◆ Work required ◆
Retype all material exactly. Pictures stay out of the copy.
-- Start Data for the task --
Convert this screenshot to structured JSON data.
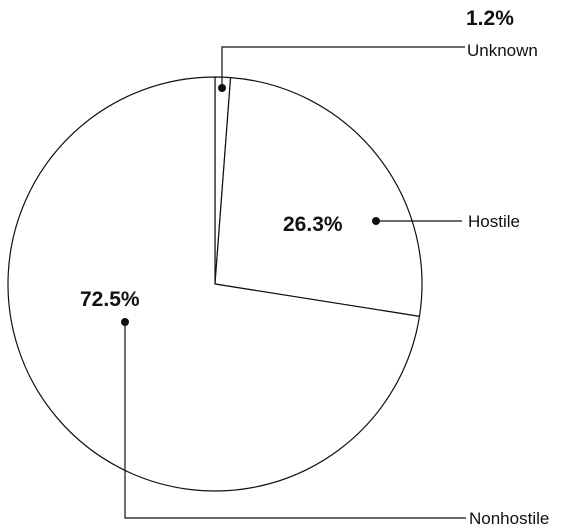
{
  "chart_data": {
    "type": "pie",
    "title": "",
    "legend": "none",
    "slices": [
      {
        "label": "Unknown",
        "value": 1.2,
        "value_label": "1.2%",
        "color": "#ffffff"
      },
      {
        "label": "Hostile",
        "value": 26.3,
        "value_label": "26.3%",
        "color": "#ffffff"
      },
      {
        "label": "Nonhostile",
        "value": 72.5,
        "value_label": "72.5%",
        "color": "#ffffff"
      }
    ],
    "outline_color": "#111111"
  }
}
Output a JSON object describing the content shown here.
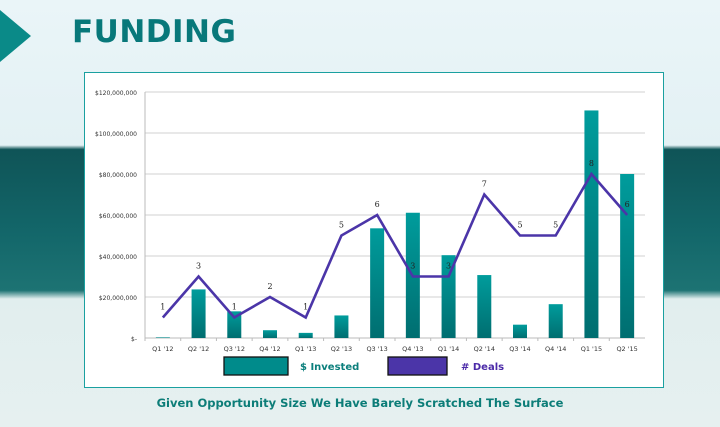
{
  "slide": {
    "title": "FUNDING",
    "caption": "Given Opportunity Size We Have Barely Scratched The Surface"
  },
  "chart_data": {
    "type": "bar+line",
    "categories": [
      "Q1 '12",
      "Q2 '12",
      "Q3 '12",
      "Q4 '12",
      "Q1 '13",
      "Q2 '13",
      "Q3 '13",
      "Q4 '13",
      "Q1 '14",
      "Q2 '14",
      "Q3 '14",
      "Q4 '14",
      "Q1 '15",
      "Q2 '15"
    ],
    "series": [
      {
        "name": "$ Invested",
        "type": "bar",
        "color": "#008b8b",
        "values": [
          300000,
          23700000,
          13000000,
          3800000,
          2500000,
          11000000,
          53500000,
          61100000,
          40400000,
          30700000,
          6500000,
          16500000,
          111000000,
          80000000
        ]
      },
      {
        "name": "# Deals",
        "type": "line",
        "color": "#4b35a8",
        "values": [
          1,
          3,
          1,
          2,
          1,
          5,
          6,
          3,
          3,
          7,
          5,
          5,
          8,
          6
        ]
      }
    ],
    "y_ticks": [
      "$-",
      "$20,000,000",
      "$40,000,000",
      "$60,000,000",
      "$80,000,000",
      "$100,000,000",
      "$120,000,000"
    ],
    "ylim": [
      0,
      120000000
    ],
    "grid": true,
    "legend": "bottom"
  }
}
-- End Data for the task --
◆ Exercise result ◆
Convert this screenshot to structured JSON data.
{
  "chart_data": {
    "type": "pie",
    "title": "",
    "legend": "none",
    "slices": [
      {
        "label": "Unknown",
        "value": 1.2,
        "value_label": "1.2%",
        "color": "#ffffff"
      },
      {
        "label": "Hostile",
        "value": 26.3,
        "value_label": "26.3%",
        "color": "#ffffff"
      },
      {
        "label": "Nonhostile",
        "value": 72.5,
        "value_label": "72.5%",
        "color": "#ffffff"
      }
    ],
    "outline_color": "#111111"
  }
}
Output a JSON object describing the content shown here.
{
  "slide": {
    "title": "FUNDING",
    "caption": "Given Opportunity Size We Have Barely Scratched The Surface"
  },
  "chart_data": {
    "type": "bar+line",
    "categories": [
      "Q1 '12",
      "Q2 '12",
      "Q3 '12",
      "Q4 '12",
      "Q1 '13",
      "Q2 '13",
      "Q3 '13",
      "Q4 '13",
      "Q1 '14",
      "Q2 '14",
      "Q3 '14",
      "Q4 '14",
      "Q1 '15",
      "Q2 '15"
    ],
    "series": [
      {
        "name": "$ Invested",
        "type": "bar",
        "color": "#008b8b",
        "values": [
          300000,
          23700000,
          13000000,
          3800000,
          2500000,
          11000000,
          53500000,
          61100000,
          40400000,
          30700000,
          6500000,
          16500000,
          111000000,
          80000000
        ]
      },
      {
        "name": "# Deals",
        "type": "line",
        "color": "#4b35a8",
        "values": [
          1,
          3,
          1,
          2,
          1,
          5,
          6,
          3,
          3,
          7,
          5,
          5,
          8,
          6
        ]
      }
    ],
    "y_ticks": [
      "$-",
      "$20,000,000",
      "$40,000,000",
      "$60,000,000",
      "$80,000,000",
      "$100,000,000",
      "$120,000,000"
    ],
    "ylim": [
      0,
      120000000
    ],
    "grid": true,
    "legend": "bottom"
  }
}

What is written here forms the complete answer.